GIVEN EXERCISE: Copy every line that holds "Primaria".

MATERIAL PROVIDED:
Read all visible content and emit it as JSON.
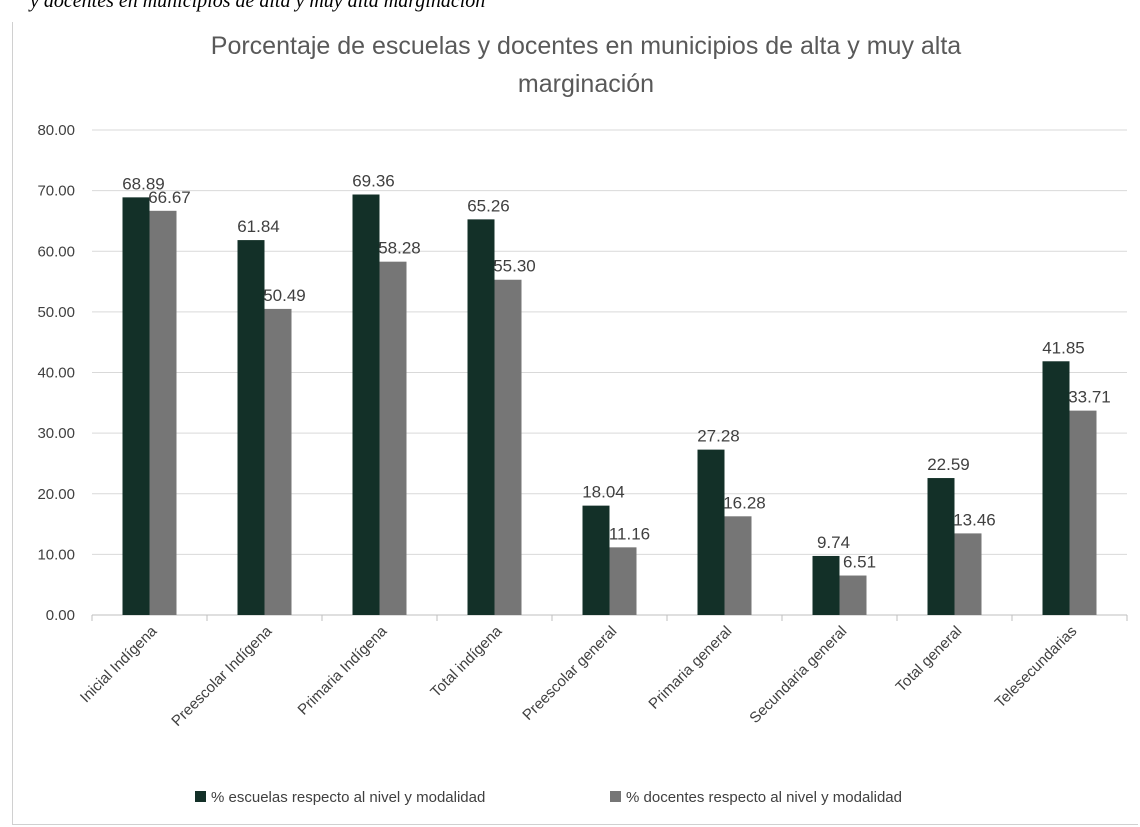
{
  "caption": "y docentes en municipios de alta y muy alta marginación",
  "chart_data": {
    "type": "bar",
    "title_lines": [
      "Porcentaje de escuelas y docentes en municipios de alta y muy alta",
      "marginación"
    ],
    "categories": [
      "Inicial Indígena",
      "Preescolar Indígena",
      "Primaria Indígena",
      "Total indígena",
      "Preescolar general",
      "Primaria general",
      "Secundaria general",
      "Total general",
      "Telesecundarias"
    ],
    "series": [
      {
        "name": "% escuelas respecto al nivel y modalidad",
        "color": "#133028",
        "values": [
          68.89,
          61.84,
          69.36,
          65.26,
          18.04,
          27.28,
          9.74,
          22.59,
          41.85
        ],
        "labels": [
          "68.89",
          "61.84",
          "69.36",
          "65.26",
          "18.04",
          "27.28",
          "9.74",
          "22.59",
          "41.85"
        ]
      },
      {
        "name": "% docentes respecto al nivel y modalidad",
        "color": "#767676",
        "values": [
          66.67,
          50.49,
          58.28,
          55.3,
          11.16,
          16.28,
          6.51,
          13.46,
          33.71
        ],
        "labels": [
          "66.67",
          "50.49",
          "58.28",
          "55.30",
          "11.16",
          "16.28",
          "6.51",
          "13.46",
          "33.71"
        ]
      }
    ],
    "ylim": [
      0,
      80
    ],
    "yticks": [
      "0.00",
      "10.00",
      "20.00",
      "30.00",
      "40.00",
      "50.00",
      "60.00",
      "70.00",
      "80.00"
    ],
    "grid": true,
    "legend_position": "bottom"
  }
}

TASK ANSWER:
      "Primaria Indígena",
      "Primaria general",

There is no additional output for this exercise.